* 課題 1 *
提示文について、次の問いに答えてください。
(a) 2018年~2021年上半期の東南アジアにおけるオンライン教育投資のうち、アーリーステージに分類されたのは何%ですか?
(b) HolonIQによると、世界の教育費の総額は2025年までにいくらに達しますか?
(c) オンライン教育の世界市場は、年平均成長率何%で成長すると予測されていますか?
* 課題 2 *
一覧の冒頭から「The guidance or contact level 14」を含む行までを、両端を含めて一字一句そのまま複製してもらえますか?画像は除いてください。

___ 提示文

教育ニーズには遠く及ばず、東南アジアのオンライン市場は有望

フィンテックやeコマースに続き、オンライン教育は東南アジアで最もマネーが注がれるIT分野の一つとなっている。だが、東南アジアのオンライン教育市場は、まだ初歩的な段階にあると言える。統計によると、2018年~2021年上半期にかけての、東南アジアにおけるオンライン教育投資の43%はアーリーステージ(シードからシリーズB)に分類された。2021年、インドネシア、マレーシア、フィリピン、タイ、ベトナムでは、オンライン教育への融資総額が過去最高を記録する見込みだ。理由として、総人口数と人口構造上のボーナス、ネット産業の発展、パンデミックが生活パターンを変えたことなどが挙げられる。中国ネット企業による東南アジアへの進出がブームとなる中、中国がオンライン教育で長年蓄積してきた経験は、現地の市場発展を加速させそうだ。

1. 人口、パンデミック、インターネットが東南アジアのオンライン教育の発展に寄与

世界的な教育シンクタンクHolonIQによると、世界の教育費の総額は2025年までに8兆米ドルに達する。オンライン教育の世界市場規模は、2020年の890億7000万米ドルから2027年には2852億3000万米ドルへと、年平均成長率18.1%で成長すると予測されている。数ある教育市場の中でも、東南アジアは、学齢人口、教育需要、ネット教育の面で利点があり、オンライン教育産業の次の大きな市場となりそうだ。

______
___ 課題の一覧

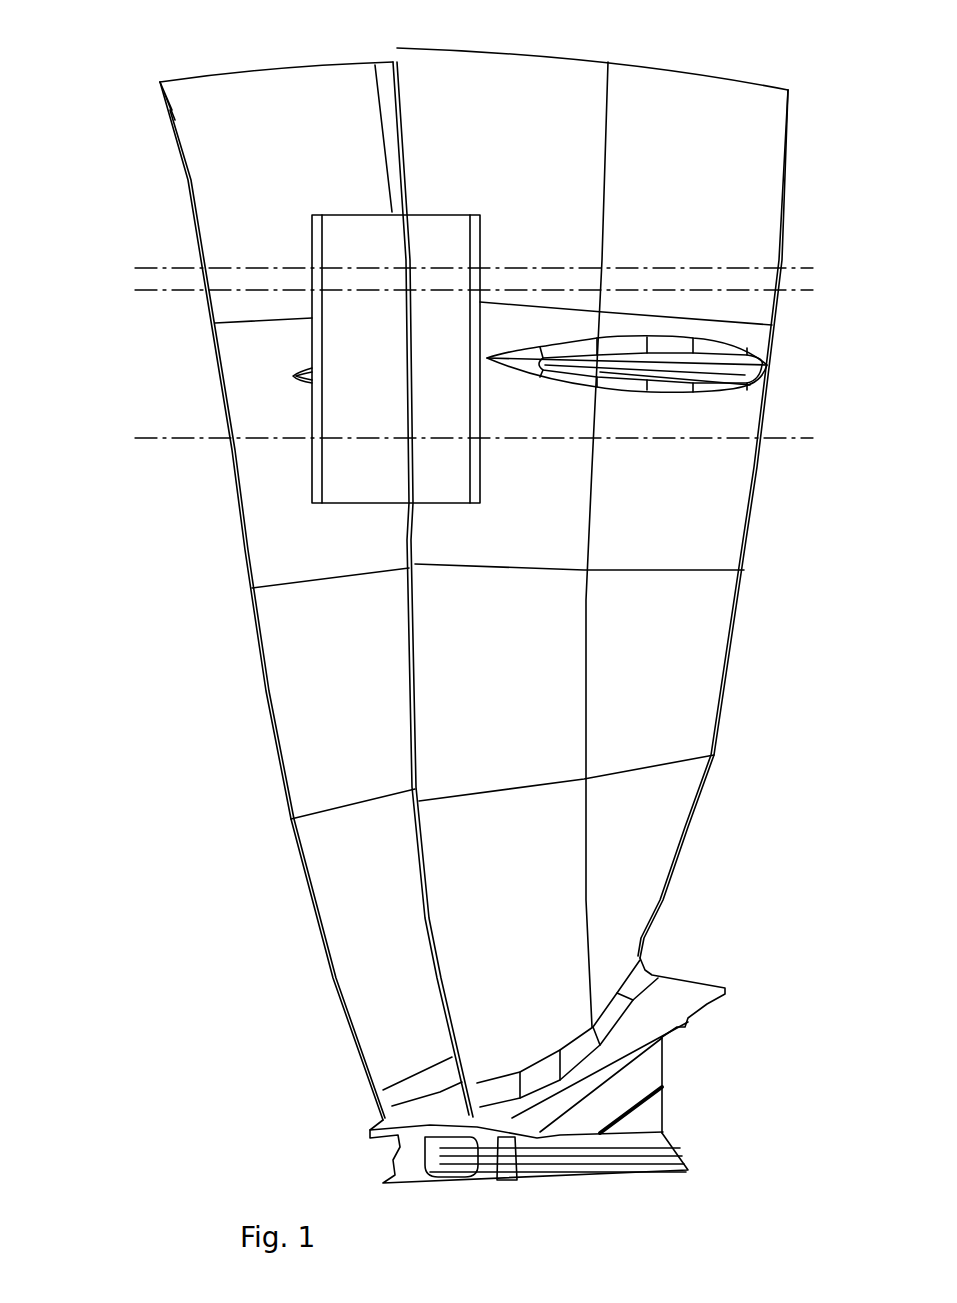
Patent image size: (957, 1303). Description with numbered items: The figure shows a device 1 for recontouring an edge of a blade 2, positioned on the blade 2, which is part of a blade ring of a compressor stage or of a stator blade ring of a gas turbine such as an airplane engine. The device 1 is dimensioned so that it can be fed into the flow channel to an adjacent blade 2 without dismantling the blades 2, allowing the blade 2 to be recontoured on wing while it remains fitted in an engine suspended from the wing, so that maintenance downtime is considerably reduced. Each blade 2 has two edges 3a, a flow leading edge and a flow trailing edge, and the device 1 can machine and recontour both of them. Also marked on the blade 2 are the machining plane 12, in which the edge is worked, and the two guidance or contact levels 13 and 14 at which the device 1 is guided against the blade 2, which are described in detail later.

The device 1 is at (353, 470).
The blade 2 is at (254, 708).
The edge 3a is at (160, 86).
The machining plane 12 is at (185, 289).
The guidance or contact level 13 is at (225, 268).
The guidance or contact level 14 is at (207, 438).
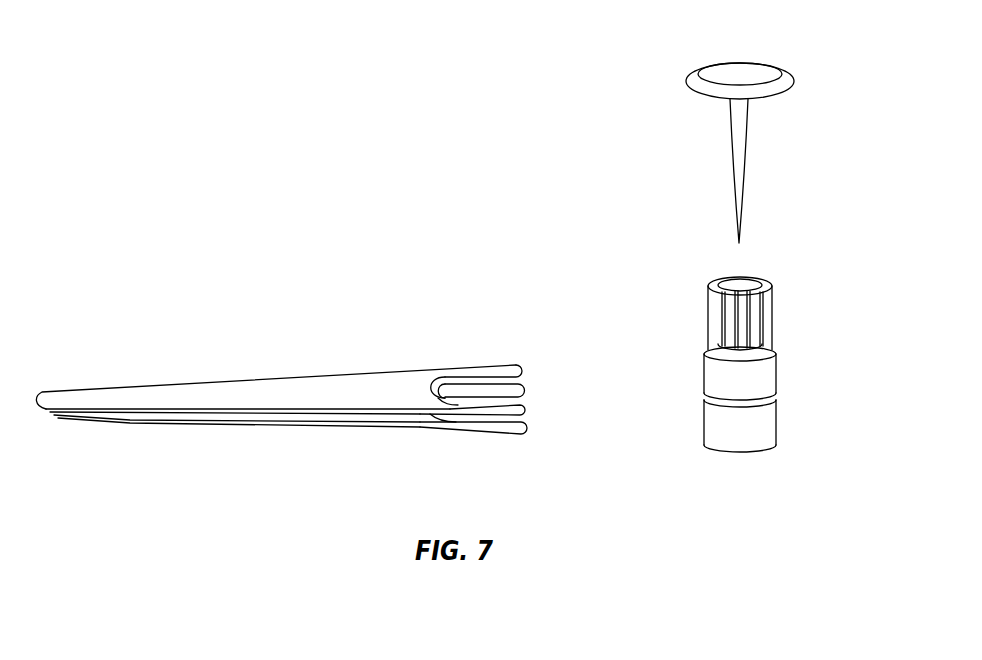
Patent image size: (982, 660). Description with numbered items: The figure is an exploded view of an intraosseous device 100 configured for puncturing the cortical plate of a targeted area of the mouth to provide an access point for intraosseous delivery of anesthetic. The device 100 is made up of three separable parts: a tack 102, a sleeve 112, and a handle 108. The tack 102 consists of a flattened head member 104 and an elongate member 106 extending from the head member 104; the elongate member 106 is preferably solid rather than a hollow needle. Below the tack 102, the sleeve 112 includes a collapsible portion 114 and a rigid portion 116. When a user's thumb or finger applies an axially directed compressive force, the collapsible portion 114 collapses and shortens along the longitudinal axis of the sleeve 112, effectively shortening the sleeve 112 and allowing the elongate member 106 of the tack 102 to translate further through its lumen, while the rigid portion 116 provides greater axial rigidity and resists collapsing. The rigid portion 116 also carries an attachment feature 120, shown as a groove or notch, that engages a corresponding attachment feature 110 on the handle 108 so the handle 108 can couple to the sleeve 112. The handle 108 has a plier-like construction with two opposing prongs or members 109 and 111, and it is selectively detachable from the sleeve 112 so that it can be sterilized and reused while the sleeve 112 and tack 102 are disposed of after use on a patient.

The intraosseous device 100 is at (204, 122).
The tack 102 is at (680, 72).
The head member 104 is at (786, 80).
The elongate member 106 is at (745, 173).
The handle 108 is at (280, 360).
The prong 109 is at (367, 376).
The attachment feature 110 is at (510, 368).
The prong 111 is at (400, 428).
The sleeve 112 is at (696, 306).
The collapsible portion 114 is at (773, 322).
The rigid portion 116 is at (775, 425).
The attachment feature 120 is at (775, 392).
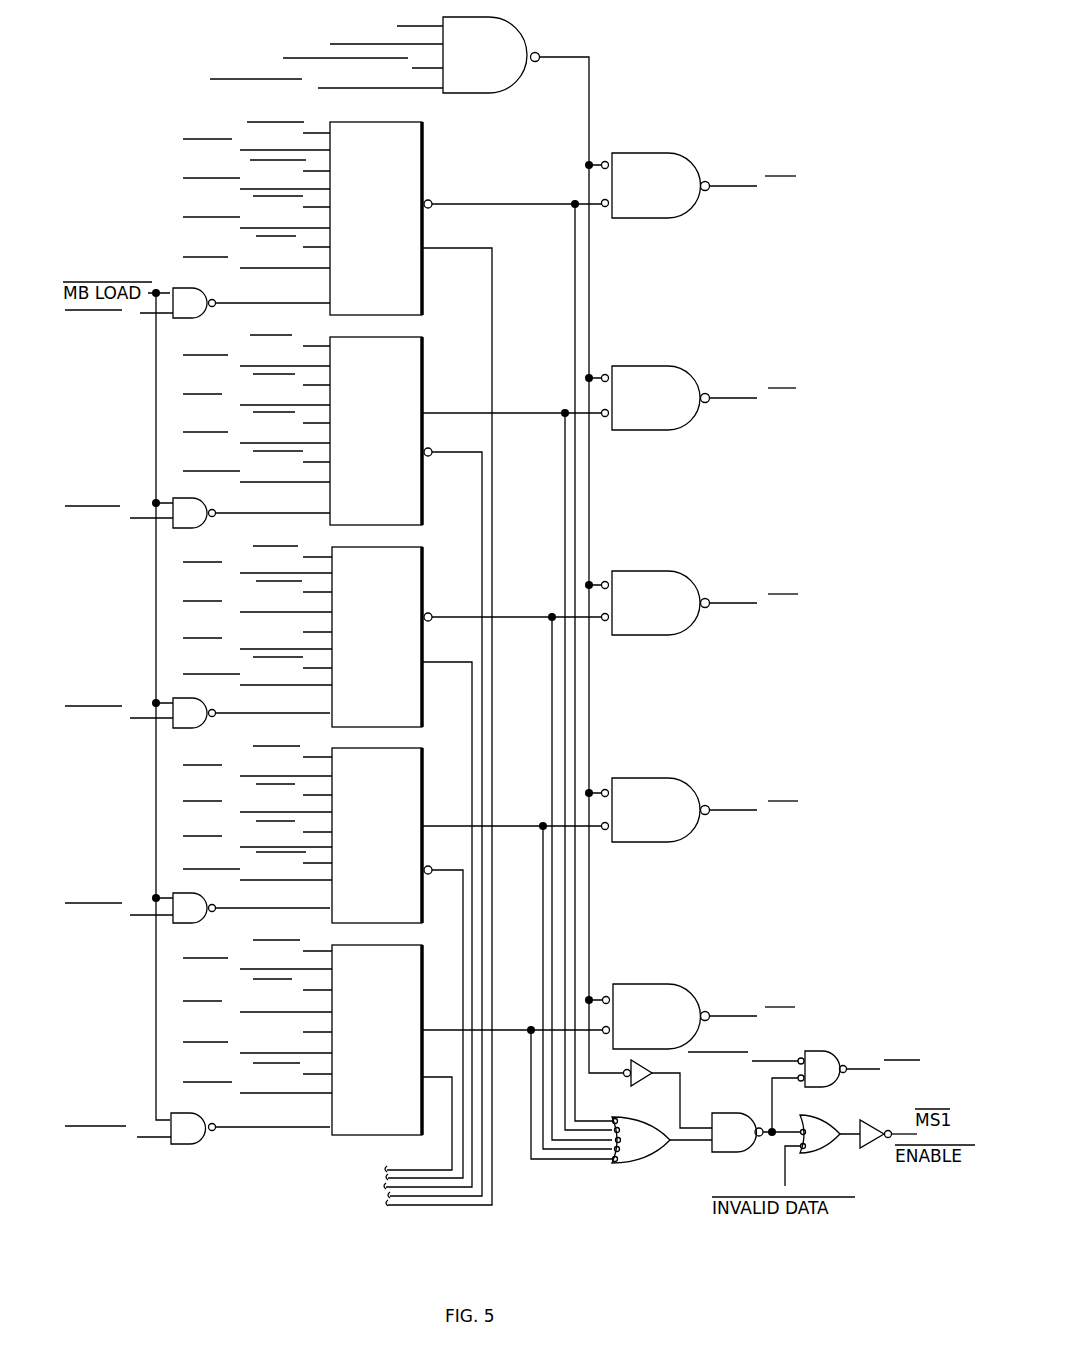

______

* 正解 1 *
(a) 43%
(b) 8兆米ドル
(c) 18.1%

* 正解 2 *
Patent image size: (957, 1303). Description with numbered items: The figure shows a device 1 for recontouring an edge of a blade 2, positioned on the blade 2, which is part of a blade ring of a compressor stage or of a stator blade ring of a gas turbine such as an airplane engine. The device 1 is dimensioned so that it can be fed into the flow channel to an adjacent blade 2 without dismantling the blades 2, allowing the blade 2 to be recontoured on wing while it remains fitted in an engine suspended from the wing, so that maintenance downtime is considerably reduced. Each blade 2 has two edges 3a, a flow leading edge and a flow trailing edge, and the device 1 can machine and recontour both of them. Also marked on the blade 2 are the machining plane 12, in which the edge is worked, and the two guidance or contact levels 13 and 14 at which the device 1 is guided against the blade 2, which are described in detail later.

The device 1 is at (353, 470).
The blade 2 is at (254, 708).
The edge 3a is at (160, 86).
The machining plane 12 is at (185, 289).
The guidance or contact level 13 is at (225, 268).
The guidance or contact level 14 is at (207, 438).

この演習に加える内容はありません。